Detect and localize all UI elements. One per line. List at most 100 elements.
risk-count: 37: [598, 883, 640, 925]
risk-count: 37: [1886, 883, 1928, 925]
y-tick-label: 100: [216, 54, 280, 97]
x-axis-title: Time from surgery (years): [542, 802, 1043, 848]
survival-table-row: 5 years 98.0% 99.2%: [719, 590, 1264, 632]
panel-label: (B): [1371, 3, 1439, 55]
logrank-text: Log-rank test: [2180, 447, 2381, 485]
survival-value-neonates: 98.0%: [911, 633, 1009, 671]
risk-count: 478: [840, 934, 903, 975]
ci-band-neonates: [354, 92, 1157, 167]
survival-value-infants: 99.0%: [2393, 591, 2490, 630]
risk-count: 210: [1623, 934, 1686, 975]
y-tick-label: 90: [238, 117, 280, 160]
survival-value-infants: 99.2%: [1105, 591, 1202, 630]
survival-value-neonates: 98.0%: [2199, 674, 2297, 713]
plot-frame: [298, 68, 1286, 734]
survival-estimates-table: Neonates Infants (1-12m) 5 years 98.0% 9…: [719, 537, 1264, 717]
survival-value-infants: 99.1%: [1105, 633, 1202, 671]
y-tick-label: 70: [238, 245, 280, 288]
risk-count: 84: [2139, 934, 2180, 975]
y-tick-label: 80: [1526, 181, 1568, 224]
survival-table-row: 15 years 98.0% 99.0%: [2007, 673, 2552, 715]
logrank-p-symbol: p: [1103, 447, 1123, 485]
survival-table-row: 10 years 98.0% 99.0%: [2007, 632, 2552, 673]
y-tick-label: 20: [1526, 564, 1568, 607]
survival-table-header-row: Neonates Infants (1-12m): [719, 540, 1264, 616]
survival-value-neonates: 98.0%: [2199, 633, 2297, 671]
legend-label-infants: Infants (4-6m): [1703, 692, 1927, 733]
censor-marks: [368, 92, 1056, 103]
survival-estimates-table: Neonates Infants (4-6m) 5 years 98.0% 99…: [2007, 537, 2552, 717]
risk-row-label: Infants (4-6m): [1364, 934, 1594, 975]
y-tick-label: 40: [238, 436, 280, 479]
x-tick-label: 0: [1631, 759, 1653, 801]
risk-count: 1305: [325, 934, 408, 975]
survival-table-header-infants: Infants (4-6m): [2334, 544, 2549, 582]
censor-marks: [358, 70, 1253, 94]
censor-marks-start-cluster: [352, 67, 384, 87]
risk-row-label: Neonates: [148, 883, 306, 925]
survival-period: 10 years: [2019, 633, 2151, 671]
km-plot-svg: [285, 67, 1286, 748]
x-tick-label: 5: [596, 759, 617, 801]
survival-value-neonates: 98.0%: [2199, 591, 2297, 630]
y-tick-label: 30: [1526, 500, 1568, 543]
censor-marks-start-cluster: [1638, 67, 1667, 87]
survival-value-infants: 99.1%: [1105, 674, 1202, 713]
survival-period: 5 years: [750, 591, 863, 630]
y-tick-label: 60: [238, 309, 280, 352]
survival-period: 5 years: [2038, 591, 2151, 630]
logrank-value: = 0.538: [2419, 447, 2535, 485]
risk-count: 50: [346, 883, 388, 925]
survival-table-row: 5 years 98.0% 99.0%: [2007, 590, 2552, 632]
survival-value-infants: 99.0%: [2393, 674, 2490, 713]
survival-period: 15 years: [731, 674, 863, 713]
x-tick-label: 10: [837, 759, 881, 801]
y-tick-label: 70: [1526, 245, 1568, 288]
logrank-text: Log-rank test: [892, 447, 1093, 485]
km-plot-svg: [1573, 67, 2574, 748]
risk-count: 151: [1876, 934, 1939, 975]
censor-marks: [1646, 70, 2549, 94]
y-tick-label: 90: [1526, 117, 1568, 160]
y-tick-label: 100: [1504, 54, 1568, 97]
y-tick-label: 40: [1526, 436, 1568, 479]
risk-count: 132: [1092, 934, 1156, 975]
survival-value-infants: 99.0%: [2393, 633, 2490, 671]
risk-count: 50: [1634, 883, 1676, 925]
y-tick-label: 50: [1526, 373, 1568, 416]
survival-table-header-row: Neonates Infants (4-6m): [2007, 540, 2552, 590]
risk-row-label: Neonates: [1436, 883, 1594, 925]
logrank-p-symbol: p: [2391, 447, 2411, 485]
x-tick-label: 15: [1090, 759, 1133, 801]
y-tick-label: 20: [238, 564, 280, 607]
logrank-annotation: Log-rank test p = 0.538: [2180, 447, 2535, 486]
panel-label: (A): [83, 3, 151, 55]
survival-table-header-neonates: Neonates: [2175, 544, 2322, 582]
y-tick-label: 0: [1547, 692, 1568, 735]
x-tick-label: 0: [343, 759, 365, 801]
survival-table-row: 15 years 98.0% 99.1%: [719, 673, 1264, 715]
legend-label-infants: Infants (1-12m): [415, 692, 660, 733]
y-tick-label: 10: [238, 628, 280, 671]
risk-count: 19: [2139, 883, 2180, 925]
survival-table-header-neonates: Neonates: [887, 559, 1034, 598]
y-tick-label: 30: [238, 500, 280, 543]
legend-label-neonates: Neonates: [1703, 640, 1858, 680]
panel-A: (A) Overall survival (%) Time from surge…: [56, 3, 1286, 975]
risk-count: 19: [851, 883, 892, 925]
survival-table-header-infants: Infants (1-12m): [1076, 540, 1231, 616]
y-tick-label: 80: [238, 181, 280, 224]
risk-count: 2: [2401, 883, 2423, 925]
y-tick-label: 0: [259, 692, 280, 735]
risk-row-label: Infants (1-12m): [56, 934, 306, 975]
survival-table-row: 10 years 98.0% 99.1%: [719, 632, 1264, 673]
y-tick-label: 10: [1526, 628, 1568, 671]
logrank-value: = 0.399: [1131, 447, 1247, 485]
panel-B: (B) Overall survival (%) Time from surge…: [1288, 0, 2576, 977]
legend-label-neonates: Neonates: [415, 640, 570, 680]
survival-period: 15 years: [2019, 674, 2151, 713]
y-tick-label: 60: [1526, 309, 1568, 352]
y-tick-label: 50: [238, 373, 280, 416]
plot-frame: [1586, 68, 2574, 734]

- Job
Extract every line of the entry above and reproduce each one verbatim, in its original order.

- Written solution
Detect and localize all UI elements. One per line. List at most 100 elements.
risk-count: 37: [598, 883, 640, 925]
risk-count: 37: [1886, 883, 1928, 925]
y-tick-label: 100: [216, 54, 280, 97]
x-axis-title: Time from surgery (years): [542, 802, 1043, 848]
survival-table-row: 5 years 98.0% 99.2%: [719, 590, 1264, 632]
panel-label: (B): [1371, 3, 1439, 55]
logrank-text: Log-rank test: [2180, 447, 2381, 485]
survival-value-neonates: 98.0%: [911, 633, 1009, 671]
risk-count: 478: [840, 934, 903, 975]
ci-band-neonates: [354, 92, 1157, 167]
survival-value-infants: 99.0%: [2393, 591, 2490, 630]
risk-count: 210: [1623, 934, 1686, 975]
y-tick-label: 90: [238, 117, 280, 160]
survival-value-infants: 99.2%: [1105, 591, 1202, 630]
survival-value-neonates: 98.0%: [2199, 674, 2297, 713]
plot-frame: [298, 68, 1286, 734]
survival-estimates-table: Neonates Infants (1-12m) 5 years 98.0% 9…: [719, 537, 1264, 717]
survival-value-infants: 99.1%: [1105, 633, 1202, 671]
y-tick-label: 70: [238, 245, 280, 288]
risk-count: 84: [2139, 934, 2180, 975]
y-tick-label: 80: [1526, 181, 1568, 224]
survival-table-row: 15 years 98.0% 99.0%: [2007, 673, 2552, 715]
logrank-p-symbol: p: [1103, 447, 1123, 485]
survival-table-row: 10 years 98.0% 99.0%: [2007, 632, 2552, 673]
y-tick-label: 20: [1526, 564, 1568, 607]
survival-table-header-row: Neonates Infants (1-12m): [719, 540, 1264, 616]
survival-value-neonates: 98.0%: [2199, 633, 2297, 671]
legend-label-infants: Infants (4-6m): [1703, 692, 1927, 733]
censor-marks: [368, 92, 1056, 103]
survival-estimates-table: Neonates Infants (4-6m) 5 years 98.0% 99…: [2007, 537, 2552, 717]
risk-row-label: Infants (4-6m): [1364, 934, 1594, 975]
y-tick-label: 40: [238, 436, 280, 479]
x-tick-label: 0: [1631, 759, 1653, 801]
risk-count: 1305: [325, 934, 408, 975]
survival-table-header-infants: Infants (4-6m): [2334, 544, 2549, 582]
censor-marks: [358, 70, 1253, 94]
censor-marks-start-cluster: [352, 67, 384, 87]
risk-row-label: Neonates: [148, 883, 306, 925]
survival-period: 10 years: [2019, 633, 2151, 671]
km-plot-svg: [285, 67, 1286, 748]
x-tick-label: 5: [596, 759, 617, 801]
survival-value-neonates: 98.0%: [2199, 591, 2297, 630]
y-tick-label: 30: [1526, 500, 1568, 543]
censor-marks-start-cluster: [1638, 67, 1667, 87]
survival-value-infants: 99.1%: [1105, 674, 1202, 713]
survival-period: 5 years: [750, 591, 863, 630]
y-tick-label: 60: [238, 309, 280, 352]
survival-period: 5 years: [2038, 591, 2151, 630]
logrank-value: = 0.538: [2419, 447, 2535, 485]
risk-count: 50: [346, 883, 388, 925]
survival-table-row: 5 years 98.0% 99.0%: [2007, 590, 2552, 632]
survival-value-infants: 99.0%: [2393, 674, 2490, 713]
survival-period: 15 years: [731, 674, 863, 713]
x-tick-label: 10: [837, 759, 881, 801]
y-tick-label: 70: [1526, 245, 1568, 288]
logrank-text: Log-rank test: [892, 447, 1093, 485]
km-plot-svg: [1573, 67, 2574, 748]
risk-count: 151: [1876, 934, 1939, 975]
censor-marks: [1646, 70, 2549, 94]
y-tick-label: 90: [1526, 117, 1568, 160]
y-tick-label: 100: [1504, 54, 1568, 97]
y-tick-label: 40: [1526, 436, 1568, 479]
risk-count: 132: [1092, 934, 1156, 975]
survival-value-infants: 99.0%: [2393, 633, 2490, 671]
risk-count: 50: [1634, 883, 1676, 925]
y-tick-label: 50: [1526, 373, 1568, 416]
survival-table-header-row: Neonates Infants (4-6m): [2007, 540, 2552, 590]
risk-row-label: Neonates: [1436, 883, 1594, 925]
logrank-p-symbol: p: [2391, 447, 2411, 485]
x-tick-label: 15: [1090, 759, 1133, 801]
y-tick-label: 20: [238, 564, 280, 607]
logrank-annotation: Log-rank test p = 0.538: [2180, 447, 2535, 486]
panel-label: (A): [83, 3, 151, 55]
survival-table-header-neonates: Neonates: [2175, 544, 2322, 582]
y-tick-label: 0: [1547, 692, 1568, 735]
x-tick-label: 0: [343, 759, 365, 801]
survival-table-row: 15 years 98.0% 99.1%: [719, 673, 1264, 715]
legend-label-infants: Infants (1-12m): [415, 692, 660, 733]
y-tick-label: 10: [238, 628, 280, 671]
risk-count: 19: [2139, 883, 2180, 925]
survival-table-header-neonates: Neonates: [887, 559, 1034, 598]
y-tick-label: 30: [238, 500, 280, 543]
legend-label-neonates: Neonates: [1703, 640, 1858, 680]
panel-A: (A) Overall survival (%) Time from surge…: [56, 3, 1286, 975]
risk-count: 19: [851, 883, 892, 925]
survival-table-header-infants: Infants (1-12m): [1076, 540, 1231, 616]
y-tick-label: 80: [238, 181, 280, 224]
risk-count: 2: [2401, 883, 2423, 925]
y-tick-label: 0: [259, 692, 280, 735]
risk-row-label: Infants (1-12m): [56, 934, 306, 975]
survival-table-row: 10 years 98.0% 99.1%: [719, 632, 1264, 673]
y-tick-label: 10: [1526, 628, 1568, 671]
logrank-value: = 0.399: [1131, 447, 1247, 485]
panel-B: (B) Overall survival (%) Time from surge…: [1288, 0, 2576, 977]
legend-label-neonates: Neonates: [415, 640, 570, 680]
survival-period: 15 years: [2019, 674, 2151, 713]
y-tick-label: 60: [1526, 309, 1568, 352]
y-tick-label: 50: [238, 373, 280, 416]
plot-frame: [1586, 68, 2574, 734]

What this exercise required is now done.